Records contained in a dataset
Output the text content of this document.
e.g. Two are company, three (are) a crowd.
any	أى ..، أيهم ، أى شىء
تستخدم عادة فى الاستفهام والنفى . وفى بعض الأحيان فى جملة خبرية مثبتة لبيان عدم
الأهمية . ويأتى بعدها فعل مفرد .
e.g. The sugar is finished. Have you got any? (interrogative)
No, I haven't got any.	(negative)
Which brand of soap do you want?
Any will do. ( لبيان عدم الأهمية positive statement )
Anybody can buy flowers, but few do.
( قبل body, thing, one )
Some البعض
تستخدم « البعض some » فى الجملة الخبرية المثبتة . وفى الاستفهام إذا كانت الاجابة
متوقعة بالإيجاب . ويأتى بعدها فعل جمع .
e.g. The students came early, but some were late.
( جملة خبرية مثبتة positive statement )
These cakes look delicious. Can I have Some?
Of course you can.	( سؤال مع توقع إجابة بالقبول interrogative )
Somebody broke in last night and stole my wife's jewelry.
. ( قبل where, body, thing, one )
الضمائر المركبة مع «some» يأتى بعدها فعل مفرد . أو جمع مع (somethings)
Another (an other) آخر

** Instruction **
Which lines hold the string "البعض"? List them all.

** Answer for this exercise **
Some البعض
تستخدم « البعض some » فى الجملة الخبرية المثبتة . وفى الاستفهام إذا كانت الاجابة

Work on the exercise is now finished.